- [SUPPLIED RECORDS]
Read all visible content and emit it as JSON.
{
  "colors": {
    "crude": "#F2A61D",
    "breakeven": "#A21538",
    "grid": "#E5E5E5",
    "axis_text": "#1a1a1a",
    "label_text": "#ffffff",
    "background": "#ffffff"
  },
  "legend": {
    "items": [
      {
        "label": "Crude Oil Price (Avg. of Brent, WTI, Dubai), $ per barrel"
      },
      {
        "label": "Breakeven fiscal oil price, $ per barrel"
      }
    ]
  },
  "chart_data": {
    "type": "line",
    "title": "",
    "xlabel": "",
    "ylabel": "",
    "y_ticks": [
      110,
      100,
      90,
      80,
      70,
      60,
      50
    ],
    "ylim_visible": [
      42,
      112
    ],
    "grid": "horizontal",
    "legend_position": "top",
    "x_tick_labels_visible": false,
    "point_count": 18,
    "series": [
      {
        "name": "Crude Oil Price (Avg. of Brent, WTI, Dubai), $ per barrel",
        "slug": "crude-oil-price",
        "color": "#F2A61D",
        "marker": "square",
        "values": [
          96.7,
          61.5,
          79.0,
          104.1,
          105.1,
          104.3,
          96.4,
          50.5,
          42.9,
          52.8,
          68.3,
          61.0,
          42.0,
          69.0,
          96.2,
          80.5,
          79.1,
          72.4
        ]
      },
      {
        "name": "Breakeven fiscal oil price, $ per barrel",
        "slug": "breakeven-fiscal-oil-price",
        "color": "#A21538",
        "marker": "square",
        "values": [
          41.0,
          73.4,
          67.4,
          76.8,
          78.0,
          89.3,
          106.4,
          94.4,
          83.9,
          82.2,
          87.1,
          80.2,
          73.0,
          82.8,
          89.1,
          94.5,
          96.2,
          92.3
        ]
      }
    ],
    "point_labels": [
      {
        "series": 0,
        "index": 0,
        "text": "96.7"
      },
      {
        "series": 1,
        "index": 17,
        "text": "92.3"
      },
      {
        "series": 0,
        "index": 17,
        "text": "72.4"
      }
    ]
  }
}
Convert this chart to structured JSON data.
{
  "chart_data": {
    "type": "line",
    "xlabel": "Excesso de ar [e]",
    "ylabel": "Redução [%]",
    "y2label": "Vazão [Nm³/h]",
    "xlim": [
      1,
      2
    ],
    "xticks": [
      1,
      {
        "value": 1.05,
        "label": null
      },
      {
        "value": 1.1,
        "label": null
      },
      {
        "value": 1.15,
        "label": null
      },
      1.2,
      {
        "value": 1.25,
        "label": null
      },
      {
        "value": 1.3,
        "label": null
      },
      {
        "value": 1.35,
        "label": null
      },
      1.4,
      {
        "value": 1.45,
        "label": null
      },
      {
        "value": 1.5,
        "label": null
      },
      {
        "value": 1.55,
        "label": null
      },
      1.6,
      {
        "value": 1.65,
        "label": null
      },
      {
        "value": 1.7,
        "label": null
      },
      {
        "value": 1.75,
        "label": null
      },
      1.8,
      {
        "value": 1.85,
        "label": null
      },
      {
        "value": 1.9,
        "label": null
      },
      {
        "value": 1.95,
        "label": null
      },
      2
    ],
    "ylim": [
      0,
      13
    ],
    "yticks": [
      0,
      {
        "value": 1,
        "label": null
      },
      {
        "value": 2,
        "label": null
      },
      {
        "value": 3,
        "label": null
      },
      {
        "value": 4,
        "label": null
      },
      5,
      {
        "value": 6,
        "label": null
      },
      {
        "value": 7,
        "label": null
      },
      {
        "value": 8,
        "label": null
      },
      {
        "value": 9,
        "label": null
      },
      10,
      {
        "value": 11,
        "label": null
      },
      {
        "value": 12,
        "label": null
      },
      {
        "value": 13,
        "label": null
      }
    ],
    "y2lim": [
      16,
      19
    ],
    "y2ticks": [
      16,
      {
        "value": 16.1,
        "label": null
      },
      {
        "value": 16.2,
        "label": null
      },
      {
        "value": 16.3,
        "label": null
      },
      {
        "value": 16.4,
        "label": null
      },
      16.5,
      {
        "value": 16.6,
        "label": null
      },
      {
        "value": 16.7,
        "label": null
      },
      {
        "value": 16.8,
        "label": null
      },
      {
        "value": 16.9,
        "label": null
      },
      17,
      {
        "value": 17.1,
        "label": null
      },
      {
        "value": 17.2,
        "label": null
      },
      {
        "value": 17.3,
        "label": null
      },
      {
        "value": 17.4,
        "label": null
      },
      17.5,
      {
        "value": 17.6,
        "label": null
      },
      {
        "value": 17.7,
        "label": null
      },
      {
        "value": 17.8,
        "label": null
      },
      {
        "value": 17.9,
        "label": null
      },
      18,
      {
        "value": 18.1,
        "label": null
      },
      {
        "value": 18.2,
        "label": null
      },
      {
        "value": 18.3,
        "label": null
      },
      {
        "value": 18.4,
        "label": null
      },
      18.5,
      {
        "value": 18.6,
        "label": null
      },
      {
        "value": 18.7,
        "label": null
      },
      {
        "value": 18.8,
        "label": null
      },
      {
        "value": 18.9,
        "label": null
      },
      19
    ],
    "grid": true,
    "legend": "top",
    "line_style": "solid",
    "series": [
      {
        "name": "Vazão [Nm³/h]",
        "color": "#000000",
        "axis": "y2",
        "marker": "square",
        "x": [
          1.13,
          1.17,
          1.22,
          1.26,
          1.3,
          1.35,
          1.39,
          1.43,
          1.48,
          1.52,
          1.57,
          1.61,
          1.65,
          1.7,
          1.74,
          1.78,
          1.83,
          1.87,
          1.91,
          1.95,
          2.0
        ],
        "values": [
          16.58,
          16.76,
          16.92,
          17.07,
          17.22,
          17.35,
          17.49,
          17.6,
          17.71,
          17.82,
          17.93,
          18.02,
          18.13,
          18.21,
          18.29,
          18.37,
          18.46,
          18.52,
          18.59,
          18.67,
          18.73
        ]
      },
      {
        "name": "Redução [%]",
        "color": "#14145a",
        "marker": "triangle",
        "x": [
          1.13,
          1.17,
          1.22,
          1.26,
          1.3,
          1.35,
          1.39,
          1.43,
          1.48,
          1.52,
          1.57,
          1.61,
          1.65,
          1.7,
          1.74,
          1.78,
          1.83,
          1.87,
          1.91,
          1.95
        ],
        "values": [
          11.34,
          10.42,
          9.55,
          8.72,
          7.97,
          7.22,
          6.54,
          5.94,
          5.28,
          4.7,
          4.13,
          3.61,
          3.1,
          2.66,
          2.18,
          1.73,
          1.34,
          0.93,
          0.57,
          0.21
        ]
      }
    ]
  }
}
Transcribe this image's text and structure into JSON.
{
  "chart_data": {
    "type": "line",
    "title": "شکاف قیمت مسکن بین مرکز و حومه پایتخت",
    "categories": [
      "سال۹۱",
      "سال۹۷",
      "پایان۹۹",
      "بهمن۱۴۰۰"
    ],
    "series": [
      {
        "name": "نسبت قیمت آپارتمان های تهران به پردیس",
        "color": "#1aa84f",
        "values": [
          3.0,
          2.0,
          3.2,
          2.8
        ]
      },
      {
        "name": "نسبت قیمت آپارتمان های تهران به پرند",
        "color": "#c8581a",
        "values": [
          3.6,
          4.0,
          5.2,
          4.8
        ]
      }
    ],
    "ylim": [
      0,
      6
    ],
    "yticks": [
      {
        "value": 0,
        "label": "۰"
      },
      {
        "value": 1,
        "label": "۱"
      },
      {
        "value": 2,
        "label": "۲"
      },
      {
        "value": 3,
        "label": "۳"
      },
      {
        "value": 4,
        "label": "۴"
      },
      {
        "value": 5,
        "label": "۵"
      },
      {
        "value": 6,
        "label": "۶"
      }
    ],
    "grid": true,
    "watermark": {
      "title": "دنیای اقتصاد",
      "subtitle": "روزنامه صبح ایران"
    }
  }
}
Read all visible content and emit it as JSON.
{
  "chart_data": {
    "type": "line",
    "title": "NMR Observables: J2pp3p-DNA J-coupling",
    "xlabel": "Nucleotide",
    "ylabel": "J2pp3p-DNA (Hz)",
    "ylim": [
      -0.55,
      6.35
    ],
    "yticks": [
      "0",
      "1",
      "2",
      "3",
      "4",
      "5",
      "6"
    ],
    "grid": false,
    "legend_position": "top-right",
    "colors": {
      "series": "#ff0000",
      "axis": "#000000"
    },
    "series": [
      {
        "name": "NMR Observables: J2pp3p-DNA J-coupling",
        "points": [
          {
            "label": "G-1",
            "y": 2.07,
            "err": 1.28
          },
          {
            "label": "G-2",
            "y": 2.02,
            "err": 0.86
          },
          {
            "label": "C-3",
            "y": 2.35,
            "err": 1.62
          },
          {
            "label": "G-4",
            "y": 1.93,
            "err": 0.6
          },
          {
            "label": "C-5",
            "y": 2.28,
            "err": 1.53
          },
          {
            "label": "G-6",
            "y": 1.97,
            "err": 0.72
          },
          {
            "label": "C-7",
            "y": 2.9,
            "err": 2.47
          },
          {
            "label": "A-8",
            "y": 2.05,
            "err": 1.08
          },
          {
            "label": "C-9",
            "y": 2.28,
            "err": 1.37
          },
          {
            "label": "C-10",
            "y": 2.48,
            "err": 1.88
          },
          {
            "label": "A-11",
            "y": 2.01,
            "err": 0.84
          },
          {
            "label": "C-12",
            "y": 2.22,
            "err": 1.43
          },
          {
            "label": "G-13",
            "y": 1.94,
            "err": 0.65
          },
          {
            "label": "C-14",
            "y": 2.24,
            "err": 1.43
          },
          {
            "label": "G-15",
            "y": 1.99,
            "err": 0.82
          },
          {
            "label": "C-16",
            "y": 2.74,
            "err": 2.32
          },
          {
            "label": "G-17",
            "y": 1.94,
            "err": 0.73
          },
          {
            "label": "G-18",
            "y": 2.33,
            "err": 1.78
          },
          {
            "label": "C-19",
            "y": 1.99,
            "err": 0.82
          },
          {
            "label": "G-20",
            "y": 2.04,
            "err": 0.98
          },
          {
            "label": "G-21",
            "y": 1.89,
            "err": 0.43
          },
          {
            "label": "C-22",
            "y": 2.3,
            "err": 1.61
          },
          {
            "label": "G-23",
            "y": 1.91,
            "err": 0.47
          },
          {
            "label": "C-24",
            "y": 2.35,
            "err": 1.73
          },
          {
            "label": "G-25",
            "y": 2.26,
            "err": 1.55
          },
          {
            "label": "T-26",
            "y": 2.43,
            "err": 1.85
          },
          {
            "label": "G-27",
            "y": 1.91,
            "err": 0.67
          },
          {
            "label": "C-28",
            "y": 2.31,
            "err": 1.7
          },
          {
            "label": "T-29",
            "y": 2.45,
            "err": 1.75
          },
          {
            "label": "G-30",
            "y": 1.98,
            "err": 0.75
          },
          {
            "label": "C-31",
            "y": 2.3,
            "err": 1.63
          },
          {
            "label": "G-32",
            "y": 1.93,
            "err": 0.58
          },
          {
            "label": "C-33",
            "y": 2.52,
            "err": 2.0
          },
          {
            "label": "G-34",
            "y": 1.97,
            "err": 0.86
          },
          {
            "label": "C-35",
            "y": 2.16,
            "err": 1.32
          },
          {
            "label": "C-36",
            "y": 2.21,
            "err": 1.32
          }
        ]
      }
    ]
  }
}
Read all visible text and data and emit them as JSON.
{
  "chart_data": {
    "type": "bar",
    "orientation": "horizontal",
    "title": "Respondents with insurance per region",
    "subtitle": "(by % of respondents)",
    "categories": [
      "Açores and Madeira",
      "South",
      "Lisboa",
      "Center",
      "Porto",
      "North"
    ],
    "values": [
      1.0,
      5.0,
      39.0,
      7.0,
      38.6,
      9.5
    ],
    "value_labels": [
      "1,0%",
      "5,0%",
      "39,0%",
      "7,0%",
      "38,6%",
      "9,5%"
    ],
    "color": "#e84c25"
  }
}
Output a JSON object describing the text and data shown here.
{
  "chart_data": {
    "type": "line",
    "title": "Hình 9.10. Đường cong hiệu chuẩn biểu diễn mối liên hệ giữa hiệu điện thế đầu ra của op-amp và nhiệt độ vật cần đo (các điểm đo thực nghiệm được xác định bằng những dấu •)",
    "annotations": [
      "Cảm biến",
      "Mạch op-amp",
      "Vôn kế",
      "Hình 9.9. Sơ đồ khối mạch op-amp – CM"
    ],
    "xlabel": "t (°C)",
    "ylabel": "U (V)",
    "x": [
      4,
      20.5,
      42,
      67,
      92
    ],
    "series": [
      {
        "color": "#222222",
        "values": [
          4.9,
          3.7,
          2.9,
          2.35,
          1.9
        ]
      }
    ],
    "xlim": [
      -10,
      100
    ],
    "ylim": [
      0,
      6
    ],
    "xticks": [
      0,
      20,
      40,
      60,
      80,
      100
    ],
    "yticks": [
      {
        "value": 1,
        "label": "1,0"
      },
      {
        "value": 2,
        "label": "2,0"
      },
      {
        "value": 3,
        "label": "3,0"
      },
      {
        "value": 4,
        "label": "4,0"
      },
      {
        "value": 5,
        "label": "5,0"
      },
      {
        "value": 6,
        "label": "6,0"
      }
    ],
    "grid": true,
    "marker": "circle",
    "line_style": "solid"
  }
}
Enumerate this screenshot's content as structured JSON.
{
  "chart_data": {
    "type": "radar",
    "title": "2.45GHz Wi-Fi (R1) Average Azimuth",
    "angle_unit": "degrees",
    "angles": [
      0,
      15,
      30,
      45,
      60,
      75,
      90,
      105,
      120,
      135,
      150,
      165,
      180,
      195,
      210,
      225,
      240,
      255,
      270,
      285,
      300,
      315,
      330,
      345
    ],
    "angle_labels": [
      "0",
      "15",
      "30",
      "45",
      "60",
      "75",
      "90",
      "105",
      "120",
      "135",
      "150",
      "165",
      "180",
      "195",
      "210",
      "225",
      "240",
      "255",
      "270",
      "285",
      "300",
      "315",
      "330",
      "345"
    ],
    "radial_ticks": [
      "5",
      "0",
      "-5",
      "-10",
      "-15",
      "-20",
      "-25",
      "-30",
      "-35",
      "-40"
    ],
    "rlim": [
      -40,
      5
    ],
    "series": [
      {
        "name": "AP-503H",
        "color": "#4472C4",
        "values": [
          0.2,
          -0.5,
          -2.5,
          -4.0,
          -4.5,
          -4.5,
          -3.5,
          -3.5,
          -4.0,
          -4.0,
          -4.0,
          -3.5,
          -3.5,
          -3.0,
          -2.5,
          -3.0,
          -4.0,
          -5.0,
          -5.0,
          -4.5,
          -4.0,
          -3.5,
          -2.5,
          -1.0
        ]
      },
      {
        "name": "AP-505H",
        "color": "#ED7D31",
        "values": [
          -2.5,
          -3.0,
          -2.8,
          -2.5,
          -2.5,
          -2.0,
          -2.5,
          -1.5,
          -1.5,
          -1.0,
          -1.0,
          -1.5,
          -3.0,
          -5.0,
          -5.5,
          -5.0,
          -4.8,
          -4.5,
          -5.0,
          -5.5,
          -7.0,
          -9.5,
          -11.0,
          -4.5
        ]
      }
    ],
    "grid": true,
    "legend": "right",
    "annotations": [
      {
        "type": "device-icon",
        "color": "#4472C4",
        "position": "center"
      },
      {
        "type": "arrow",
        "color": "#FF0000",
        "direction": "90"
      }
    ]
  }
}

- [WHAT YOU ARE ASKED TO DO] The string "horizontal" may appear in lines of the listing above; tally those lines and give the number only.

- [PROBLEM SOLUTION] 2